=== WRITTEN INSTRUCTION ===
State how many lines of the data contain the word "JSON", and write nothing besides the number.

=== EXCERPTED DATA ===
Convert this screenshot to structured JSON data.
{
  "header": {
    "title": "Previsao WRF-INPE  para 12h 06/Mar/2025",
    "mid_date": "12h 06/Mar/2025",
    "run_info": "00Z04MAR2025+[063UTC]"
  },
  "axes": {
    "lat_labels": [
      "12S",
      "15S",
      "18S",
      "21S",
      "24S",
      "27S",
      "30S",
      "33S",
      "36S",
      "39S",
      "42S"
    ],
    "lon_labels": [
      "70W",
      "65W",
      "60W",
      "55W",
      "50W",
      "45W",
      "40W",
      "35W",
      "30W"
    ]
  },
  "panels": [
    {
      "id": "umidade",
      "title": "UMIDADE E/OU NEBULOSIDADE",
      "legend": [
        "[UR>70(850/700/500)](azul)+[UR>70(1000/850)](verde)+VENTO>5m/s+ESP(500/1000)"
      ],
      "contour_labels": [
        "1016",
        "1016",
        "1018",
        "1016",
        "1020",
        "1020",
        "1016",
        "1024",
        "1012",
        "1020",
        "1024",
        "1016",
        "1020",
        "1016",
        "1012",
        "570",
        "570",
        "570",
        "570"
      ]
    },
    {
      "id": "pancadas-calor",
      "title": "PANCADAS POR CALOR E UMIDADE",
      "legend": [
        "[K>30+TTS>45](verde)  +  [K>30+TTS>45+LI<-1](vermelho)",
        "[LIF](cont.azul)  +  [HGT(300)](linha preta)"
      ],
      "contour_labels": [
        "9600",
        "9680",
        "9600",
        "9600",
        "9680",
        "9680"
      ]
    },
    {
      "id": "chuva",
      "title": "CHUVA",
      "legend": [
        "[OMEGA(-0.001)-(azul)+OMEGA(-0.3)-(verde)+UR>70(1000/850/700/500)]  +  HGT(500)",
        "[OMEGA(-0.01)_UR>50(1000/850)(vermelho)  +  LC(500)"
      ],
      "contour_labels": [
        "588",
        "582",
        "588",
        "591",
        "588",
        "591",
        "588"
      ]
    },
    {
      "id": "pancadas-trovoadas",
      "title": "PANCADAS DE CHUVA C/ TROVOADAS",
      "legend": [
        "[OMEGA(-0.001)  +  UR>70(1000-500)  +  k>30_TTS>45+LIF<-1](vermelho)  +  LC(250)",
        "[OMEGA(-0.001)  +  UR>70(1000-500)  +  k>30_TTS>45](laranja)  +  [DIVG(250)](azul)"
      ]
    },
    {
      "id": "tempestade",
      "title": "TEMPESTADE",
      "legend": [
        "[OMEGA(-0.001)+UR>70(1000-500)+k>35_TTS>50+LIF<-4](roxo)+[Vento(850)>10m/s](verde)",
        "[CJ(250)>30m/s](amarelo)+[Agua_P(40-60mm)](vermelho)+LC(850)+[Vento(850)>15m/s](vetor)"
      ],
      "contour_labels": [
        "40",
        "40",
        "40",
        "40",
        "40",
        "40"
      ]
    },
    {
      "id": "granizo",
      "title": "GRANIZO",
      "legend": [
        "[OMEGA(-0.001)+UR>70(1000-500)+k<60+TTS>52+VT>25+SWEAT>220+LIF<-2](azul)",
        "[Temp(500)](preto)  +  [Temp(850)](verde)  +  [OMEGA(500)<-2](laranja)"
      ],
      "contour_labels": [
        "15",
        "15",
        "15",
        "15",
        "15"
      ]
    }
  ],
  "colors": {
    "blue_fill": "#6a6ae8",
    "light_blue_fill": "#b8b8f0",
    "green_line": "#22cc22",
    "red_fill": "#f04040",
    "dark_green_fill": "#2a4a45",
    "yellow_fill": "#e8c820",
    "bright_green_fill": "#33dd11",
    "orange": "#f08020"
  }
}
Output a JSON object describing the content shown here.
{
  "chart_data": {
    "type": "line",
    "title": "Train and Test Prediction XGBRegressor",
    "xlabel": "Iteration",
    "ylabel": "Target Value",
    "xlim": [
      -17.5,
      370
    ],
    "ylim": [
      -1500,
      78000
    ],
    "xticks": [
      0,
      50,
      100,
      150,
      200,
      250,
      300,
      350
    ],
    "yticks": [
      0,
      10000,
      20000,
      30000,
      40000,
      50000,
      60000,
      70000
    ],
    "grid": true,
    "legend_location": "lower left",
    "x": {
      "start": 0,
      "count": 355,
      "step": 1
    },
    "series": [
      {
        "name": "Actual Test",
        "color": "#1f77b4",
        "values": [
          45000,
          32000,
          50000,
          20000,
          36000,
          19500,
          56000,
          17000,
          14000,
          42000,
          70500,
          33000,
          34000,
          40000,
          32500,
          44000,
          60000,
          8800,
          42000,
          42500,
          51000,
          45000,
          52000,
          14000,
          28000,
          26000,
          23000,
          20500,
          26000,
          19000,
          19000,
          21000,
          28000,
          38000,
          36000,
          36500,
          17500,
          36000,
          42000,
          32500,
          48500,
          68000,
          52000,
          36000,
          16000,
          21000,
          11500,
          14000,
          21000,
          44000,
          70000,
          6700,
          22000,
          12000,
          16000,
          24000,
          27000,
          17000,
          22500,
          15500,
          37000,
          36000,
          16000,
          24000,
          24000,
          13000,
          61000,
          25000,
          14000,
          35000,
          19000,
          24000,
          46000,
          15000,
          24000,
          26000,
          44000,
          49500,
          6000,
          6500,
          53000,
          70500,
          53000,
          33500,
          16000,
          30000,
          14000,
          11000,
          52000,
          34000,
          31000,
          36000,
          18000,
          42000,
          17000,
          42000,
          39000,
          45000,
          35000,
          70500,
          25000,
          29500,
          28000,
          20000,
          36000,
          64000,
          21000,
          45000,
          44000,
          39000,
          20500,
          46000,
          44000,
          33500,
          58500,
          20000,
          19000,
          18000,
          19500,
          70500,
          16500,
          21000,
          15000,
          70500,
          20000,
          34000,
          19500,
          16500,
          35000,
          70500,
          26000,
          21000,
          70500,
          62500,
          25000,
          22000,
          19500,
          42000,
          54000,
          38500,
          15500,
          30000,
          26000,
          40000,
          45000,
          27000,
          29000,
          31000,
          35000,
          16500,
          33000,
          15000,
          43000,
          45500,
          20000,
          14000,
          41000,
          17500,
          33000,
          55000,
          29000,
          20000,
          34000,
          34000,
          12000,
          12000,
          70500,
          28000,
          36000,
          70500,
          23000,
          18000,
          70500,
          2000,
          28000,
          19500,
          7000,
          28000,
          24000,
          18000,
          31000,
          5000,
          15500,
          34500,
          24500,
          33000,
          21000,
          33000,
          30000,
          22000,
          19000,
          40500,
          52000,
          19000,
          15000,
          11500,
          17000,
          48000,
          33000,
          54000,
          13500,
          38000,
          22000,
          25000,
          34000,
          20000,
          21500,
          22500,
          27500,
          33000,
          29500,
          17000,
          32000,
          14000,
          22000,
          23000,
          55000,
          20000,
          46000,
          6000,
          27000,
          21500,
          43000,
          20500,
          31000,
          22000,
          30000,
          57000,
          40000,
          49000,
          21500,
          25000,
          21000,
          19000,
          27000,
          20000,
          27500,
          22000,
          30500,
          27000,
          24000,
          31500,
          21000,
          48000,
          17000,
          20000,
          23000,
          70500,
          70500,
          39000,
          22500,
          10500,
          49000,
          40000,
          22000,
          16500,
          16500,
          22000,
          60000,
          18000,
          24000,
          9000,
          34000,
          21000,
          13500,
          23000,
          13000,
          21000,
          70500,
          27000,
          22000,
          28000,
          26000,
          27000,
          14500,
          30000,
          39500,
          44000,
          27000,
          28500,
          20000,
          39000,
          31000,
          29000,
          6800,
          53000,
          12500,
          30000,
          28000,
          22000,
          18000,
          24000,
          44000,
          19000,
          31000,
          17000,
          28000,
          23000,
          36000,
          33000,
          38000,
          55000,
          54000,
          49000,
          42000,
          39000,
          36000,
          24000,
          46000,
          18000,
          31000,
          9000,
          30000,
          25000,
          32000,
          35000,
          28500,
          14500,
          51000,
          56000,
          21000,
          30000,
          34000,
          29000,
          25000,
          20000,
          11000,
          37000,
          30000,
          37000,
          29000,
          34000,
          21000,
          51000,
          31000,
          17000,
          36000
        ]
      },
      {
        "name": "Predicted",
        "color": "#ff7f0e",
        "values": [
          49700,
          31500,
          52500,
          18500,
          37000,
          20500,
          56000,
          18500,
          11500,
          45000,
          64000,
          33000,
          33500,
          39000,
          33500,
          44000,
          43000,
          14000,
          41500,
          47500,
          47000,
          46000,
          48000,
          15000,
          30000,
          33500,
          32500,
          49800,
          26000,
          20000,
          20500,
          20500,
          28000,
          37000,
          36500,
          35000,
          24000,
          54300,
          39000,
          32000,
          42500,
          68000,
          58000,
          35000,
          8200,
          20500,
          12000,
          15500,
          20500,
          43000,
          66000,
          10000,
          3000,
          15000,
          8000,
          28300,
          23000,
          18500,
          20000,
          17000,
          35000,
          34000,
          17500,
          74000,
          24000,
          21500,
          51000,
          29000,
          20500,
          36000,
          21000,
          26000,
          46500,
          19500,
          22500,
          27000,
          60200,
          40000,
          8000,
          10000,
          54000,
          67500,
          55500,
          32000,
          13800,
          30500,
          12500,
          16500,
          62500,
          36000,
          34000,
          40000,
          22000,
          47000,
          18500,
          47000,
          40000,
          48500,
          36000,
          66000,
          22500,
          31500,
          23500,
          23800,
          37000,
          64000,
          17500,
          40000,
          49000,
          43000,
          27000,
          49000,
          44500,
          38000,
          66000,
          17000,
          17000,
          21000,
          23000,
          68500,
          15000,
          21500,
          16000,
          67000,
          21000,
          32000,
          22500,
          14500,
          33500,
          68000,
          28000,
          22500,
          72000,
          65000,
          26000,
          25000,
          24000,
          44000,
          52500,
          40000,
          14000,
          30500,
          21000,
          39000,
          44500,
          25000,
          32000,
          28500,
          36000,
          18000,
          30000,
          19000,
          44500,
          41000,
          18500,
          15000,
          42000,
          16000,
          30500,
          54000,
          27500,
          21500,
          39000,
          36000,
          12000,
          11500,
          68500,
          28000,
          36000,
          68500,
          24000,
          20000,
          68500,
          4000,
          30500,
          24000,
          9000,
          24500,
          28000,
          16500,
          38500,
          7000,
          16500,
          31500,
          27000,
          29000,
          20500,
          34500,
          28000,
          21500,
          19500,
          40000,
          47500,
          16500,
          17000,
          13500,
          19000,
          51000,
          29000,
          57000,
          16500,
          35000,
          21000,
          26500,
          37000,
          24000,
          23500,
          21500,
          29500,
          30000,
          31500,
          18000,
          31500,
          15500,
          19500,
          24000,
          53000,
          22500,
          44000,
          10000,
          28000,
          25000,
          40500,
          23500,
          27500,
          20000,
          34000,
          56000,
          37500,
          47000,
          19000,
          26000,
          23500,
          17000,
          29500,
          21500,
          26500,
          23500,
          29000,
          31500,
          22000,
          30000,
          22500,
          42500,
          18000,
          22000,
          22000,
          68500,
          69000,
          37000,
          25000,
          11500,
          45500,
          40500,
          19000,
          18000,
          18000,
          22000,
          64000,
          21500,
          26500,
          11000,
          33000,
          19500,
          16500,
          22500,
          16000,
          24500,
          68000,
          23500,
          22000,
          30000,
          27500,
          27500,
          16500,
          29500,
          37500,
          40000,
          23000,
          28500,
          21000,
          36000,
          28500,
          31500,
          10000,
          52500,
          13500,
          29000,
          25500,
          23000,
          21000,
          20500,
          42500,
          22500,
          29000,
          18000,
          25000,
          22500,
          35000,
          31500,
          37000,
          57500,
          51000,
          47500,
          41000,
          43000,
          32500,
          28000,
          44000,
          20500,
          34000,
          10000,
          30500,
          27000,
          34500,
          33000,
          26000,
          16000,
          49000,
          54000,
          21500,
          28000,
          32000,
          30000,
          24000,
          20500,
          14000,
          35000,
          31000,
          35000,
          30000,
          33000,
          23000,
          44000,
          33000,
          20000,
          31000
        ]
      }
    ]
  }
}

=== COMPLETED EXERCISE ===
2